SOURCE MATERIAL:
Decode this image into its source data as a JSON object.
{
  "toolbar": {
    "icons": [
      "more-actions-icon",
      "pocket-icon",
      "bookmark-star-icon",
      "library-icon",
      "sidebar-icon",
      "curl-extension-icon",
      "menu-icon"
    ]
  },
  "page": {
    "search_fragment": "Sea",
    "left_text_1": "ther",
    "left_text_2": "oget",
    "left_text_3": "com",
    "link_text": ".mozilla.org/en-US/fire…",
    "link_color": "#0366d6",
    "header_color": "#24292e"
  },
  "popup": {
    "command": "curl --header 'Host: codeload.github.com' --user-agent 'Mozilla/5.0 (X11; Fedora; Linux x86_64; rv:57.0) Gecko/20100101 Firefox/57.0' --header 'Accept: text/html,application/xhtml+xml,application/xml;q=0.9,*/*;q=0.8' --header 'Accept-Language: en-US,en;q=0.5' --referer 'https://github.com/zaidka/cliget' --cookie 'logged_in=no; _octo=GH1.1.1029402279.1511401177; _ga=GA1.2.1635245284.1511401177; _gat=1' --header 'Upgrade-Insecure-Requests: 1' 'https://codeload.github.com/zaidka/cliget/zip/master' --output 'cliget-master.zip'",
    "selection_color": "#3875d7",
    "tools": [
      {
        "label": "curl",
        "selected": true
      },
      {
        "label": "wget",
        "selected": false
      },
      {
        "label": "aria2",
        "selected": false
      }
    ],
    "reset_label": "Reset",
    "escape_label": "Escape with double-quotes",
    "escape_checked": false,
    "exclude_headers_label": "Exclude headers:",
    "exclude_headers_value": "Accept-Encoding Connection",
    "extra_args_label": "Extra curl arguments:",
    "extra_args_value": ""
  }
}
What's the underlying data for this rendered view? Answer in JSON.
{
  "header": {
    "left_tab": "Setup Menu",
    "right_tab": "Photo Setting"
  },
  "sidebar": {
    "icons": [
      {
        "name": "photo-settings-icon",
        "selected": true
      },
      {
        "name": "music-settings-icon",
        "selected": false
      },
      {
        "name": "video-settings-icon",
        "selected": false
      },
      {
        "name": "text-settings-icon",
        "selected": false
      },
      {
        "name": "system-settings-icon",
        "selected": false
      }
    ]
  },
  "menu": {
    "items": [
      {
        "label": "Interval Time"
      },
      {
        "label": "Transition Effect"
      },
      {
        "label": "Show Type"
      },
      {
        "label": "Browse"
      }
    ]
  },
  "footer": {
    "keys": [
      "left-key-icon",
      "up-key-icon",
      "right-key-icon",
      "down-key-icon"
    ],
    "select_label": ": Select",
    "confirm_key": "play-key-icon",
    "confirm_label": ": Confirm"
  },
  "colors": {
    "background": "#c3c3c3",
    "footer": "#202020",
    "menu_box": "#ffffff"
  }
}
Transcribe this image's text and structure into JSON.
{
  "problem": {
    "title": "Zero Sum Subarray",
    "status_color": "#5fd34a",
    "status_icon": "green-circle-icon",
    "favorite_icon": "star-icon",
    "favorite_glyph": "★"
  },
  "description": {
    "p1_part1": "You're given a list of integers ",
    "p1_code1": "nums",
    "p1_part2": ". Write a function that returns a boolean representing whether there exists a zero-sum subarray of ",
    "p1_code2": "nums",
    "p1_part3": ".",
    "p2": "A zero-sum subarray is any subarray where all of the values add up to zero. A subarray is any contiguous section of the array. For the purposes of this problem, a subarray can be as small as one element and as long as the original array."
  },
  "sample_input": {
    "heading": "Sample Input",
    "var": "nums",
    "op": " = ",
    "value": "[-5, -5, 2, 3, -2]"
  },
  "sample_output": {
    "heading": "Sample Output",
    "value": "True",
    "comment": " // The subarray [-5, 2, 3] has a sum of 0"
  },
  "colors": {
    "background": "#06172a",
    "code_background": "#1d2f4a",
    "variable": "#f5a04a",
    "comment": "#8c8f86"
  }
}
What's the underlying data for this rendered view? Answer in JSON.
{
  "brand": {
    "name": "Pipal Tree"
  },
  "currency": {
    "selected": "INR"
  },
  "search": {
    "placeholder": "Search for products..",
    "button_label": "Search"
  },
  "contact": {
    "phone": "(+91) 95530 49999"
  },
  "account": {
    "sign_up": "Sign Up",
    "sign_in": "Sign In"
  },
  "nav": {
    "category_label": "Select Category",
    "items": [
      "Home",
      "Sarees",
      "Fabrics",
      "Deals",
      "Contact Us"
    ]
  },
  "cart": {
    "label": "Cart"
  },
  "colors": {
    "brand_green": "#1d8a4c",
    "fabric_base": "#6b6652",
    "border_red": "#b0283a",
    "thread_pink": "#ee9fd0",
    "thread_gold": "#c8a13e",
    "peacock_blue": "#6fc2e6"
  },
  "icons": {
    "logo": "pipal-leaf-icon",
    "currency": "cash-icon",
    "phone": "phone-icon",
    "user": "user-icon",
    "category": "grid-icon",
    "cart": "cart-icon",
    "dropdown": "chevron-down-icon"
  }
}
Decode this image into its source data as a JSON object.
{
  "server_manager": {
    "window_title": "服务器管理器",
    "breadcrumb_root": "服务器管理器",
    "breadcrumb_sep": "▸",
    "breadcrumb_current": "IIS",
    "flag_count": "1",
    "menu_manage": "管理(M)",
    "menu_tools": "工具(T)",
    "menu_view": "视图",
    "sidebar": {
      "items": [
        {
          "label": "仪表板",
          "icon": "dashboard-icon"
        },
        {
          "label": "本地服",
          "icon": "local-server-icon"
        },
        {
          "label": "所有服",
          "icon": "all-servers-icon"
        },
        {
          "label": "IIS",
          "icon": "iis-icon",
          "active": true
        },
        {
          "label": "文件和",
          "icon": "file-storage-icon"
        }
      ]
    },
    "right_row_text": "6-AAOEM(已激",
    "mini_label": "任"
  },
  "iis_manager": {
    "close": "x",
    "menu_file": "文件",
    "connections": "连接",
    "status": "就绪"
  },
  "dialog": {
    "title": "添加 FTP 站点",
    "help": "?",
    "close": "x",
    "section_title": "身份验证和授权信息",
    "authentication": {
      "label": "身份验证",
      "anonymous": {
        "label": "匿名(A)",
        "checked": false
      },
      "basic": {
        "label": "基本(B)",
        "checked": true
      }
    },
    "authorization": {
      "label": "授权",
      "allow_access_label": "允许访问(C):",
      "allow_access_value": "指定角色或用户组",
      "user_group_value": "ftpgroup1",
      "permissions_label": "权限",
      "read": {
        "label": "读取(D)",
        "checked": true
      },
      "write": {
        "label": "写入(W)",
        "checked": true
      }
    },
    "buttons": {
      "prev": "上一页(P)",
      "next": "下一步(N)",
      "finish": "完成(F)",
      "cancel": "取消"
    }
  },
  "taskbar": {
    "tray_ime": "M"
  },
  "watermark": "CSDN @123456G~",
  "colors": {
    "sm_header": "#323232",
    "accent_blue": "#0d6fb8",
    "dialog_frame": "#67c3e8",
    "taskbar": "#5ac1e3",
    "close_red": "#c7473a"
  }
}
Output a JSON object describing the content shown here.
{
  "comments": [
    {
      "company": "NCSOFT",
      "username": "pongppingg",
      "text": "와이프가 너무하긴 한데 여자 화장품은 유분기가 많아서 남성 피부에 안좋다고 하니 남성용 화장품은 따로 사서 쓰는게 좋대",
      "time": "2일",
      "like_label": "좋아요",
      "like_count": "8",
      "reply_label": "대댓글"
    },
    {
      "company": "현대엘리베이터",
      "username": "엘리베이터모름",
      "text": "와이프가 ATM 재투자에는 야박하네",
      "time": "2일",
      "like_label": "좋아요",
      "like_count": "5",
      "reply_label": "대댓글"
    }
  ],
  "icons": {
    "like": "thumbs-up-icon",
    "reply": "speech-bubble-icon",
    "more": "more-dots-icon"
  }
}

BRIEF: Reproduce the complete data exactly as presented above.

OUTPUT BELOW:
Decode this image into its source data as a JSON object.
{
  "toolbar": {
    "icons": [
      "more-actions-icon",
      "pocket-icon",
      "bookmark-star-icon",
      "library-icon",
      "sidebar-icon",
      "curl-extension-icon",
      "menu-icon"
    ]
  },
  "page": {
    "search_fragment": "Sea",
    "left_text_1": "ther",
    "left_text_2": "oget",
    "left_text_3": "com",
    "link_text": ".mozilla.org/en-US/fire…",
    "link_color": "#0366d6",
    "header_color": "#24292e"
  },
  "popup": {
    "command": "curl --header 'Host: codeload.github.com' --user-agent 'Mozilla/5.0 (X11; Fedora; Linux x86_64; rv:57.0) Gecko/20100101 Firefox/57.0' --header 'Accept: text/html,application/xhtml+xml,application/xml;q=0.9,*/*;q=0.8' --header 'Accept-Language: en-US,en;q=0.5' --referer 'https://github.com/zaidka/cliget' --cookie 'logged_in=no; _octo=GH1.1.1029402279.1511401177; _ga=GA1.2.1635245284.1511401177; _gat=1' --header 'Upgrade-Insecure-Requests: 1' 'https://codeload.github.com/zaidka/cliget/zip/master' --output 'cliget-master.zip'",
    "selection_color": "#3875d7",
    "tools": [
      {
        "label": "curl",
        "selected": true
      },
      {
        "label": "wget",
        "selected": false
      },
      {
        "label": "aria2",
        "selected": false
      }
    ],
    "reset_label": "Reset",
    "escape_label": "Escape with double-quotes",
    "escape_checked": false,
    "exclude_headers_label": "Exclude headers:",
    "exclude_headers_value": "Accept-Encoding Connection",
    "extra_args_label": "Extra curl arguments:",
    "extra_args_value": ""
  }
}
What's the underlying data for this rendered view? Answer in JSON.
{
  "header": {
    "left_tab": "Setup Menu",
    "right_tab": "Photo Setting"
  },
  "sidebar": {
    "icons": [
      {
        "name": "photo-settings-icon",
        "selected": true
      },
      {
        "name": "music-settings-icon",
        "selected": false
      },
      {
        "name": "video-settings-icon",
        "selected": false
      },
      {
        "name": "text-settings-icon",
        "selected": false
      },
      {
        "name": "system-settings-icon",
        "selected": false
      }
    ]
  },
  "menu": {
    "items": [
      {
        "label": "Interval Time"
      },
      {
        "label": "Transition Effect"
      },
      {
        "label": "Show Type"
      },
      {
        "label": "Browse"
      }
    ]
  },
  "footer": {
    "keys": [
      "left-key-icon",
      "up-key-icon",
      "right-key-icon",
      "down-key-icon"
    ],
    "select_label": ": Select",
    "confirm_key": "play-key-icon",
    "confirm_label": ": Confirm"
  },
  "colors": {
    "background": "#c3c3c3",
    "footer": "#202020",
    "menu_box": "#ffffff"
  }
}
Transcribe this image's text and structure into JSON.
{
  "problem": {
    "title": "Zero Sum Subarray",
    "status_color": "#5fd34a",
    "status_icon": "green-circle-icon",
    "favorite_icon": "star-icon",
    "favorite_glyph": "★"
  },
  "description": {
    "p1_part1": "You're given a list of integers ",
    "p1_code1": "nums",
    "p1_part2": ". Write a function that returns a boolean representing whether there exists a zero-sum subarray of ",
    "p1_code2": "nums",
    "p1_part3": ".",
    "p2": "A zero-sum subarray is any subarray where all of the values add up to zero. A subarray is any contiguous section of the array. For the purposes of this problem, a subarray can be as small as one element and as long as the original array."
  },
  "sample_input": {
    "heading": "Sample Input",
    "var": "nums",
    "op": " = ",
    "value": "[-5, -5, 2, 3, -2]"
  },
  "sample_output": {
    "heading": "Sample Output",
    "value": "True",
    "comment": " // The subarray [-5, 2, 3] has a sum of 0"
  },
  "colors": {
    "background": "#06172a",
    "code_background": "#1d2f4a",
    "variable": "#f5a04a",
    "comment": "#8c8f86"
  }
}
What's the underlying data for this rendered view? Answer in JSON.
{
  "brand": {
    "name": "Pipal Tree"
  },
  "currency": {
    "selected": "INR"
  },
  "search": {
    "placeholder": "Search for products..",
    "button_label": "Search"
  },
  "contact": {
    "phone": "(+91) 95530 49999"
  },
  "account": {
    "sign_up": "Sign Up",
    "sign_in": "Sign In"
  },
  "nav": {
    "category_label": "Select Category",
    "items": [
      "Home",
      "Sarees",
      "Fabrics",
      "Deals",
      "Contact Us"
    ]
  },
  "cart": {
    "label": "Cart"
  },
  "colors": {
    "brand_green": "#1d8a4c",
    "fabric_base": "#6b6652",
    "border_red": "#b0283a",
    "thread_pink": "#ee9fd0",
    "thread_gold": "#c8a13e",
    "peacock_blue": "#6fc2e6"
  },
  "icons": {
    "logo": "pipal-leaf-icon",
    "currency": "cash-icon",
    "phone": "phone-icon",
    "user": "user-icon",
    "category": "grid-icon",
    "cart": "cart-icon",
    "dropdown": "chevron-down-icon"
  }
}
Decode this image into its source data as a JSON object.
{
  "server_manager": {
    "window_title": "服务器管理器",
    "breadcrumb_root": "服务器管理器",
    "breadcrumb_sep": "▸",
    "breadcrumb_current": "IIS",
    "flag_count": "1",
    "menu_manage": "管理(M)",
    "menu_tools": "工具(T)",
    "menu_view": "视图",
    "sidebar": {
      "items": [
        {
          "label": "仪表板",
          "icon": "dashboard-icon"
        },
        {
          "label": "本地服",
          "icon": "local-server-icon"
        },
        {
          "label": "所有服",
          "icon": "all-servers-icon"
        },
        {
          "label": "IIS",
          "icon": "iis-icon",
          "active": true
        },
        {
          "label": "文件和",
          "icon": "file-storage-icon"
        }
      ]
    },
    "right_row_text": "6-AAOEM(已激",
    "mini_label": "任"
  },
  "iis_manager": {
    "close": "x",
    "menu_file": "文件",
    "connections": "连接",
    "status": "就绪"
  },
  "dialog": {
    "title": "添加 FTP 站点",
    "help": "?",
    "close": "x",
    "section_title": "身份验证和授权信息",
    "authentication": {
      "label": "身份验证",
      "anonymous": {
        "label": "匿名(A)",
        "checked": false
      },
      "basic": {
        "label": "基本(B)",
        "checked": true
      }
    },
    "authorization": {
      "label": "授权",
      "allow_access_label": "允许访问(C):",
      "allow_access_value": "指定角色或用户组",
      "user_group_value": "ftpgroup1",
      "permissions_label": "权限",
      "read": {
        "label": "读取(D)",
        "checked": true
      },
      "write": {
        "label": "写入(W)",
        "checked": true
      }
    },
    "buttons": {
      "prev": "上一页(P)",
      "next": "下一步(N)",
      "finish": "完成(F)",
      "cancel": "取消"
    }
  },
  "taskbar": {
    "tray_ime": "M"
  },
  "watermark": "CSDN @123456G~",
  "colors": {
    "sm_header": "#323232",
    "accent_blue": "#0d6fb8",
    "dialog_frame": "#67c3e8",
    "taskbar": "#5ac1e3",
    "close_red": "#c7473a"
  }
}
Output a JSON object describing the content shown here.
{
  "comments": [
    {
      "company": "NCSOFT",
      "username": "pongppingg",
      "text": "와이프가 너무하긴 한데 여자 화장품은 유분기가 많아서 남성 피부에 안좋다고 하니 남성용 화장품은 따로 사서 쓰는게 좋대",
      "time": "2일",
      "like_label": "좋아요",
      "like_count": "8",
      "reply_label": "대댓글"
    },
    {
      "company": "현대엘리베이터",
      "username": "엘리베이터모름",
      "text": "와이프가 ATM 재투자에는 야박하네",
      "time": "2일",
      "like_label": "좋아요",
      "like_count": "5",
      "reply_label": "대댓글"
    }
  ],
  "icons": {
    "like": "thumbs-up-icon",
    "reply": "speech-bubble-icon",
    "more": "more-dots-icon"
  }
}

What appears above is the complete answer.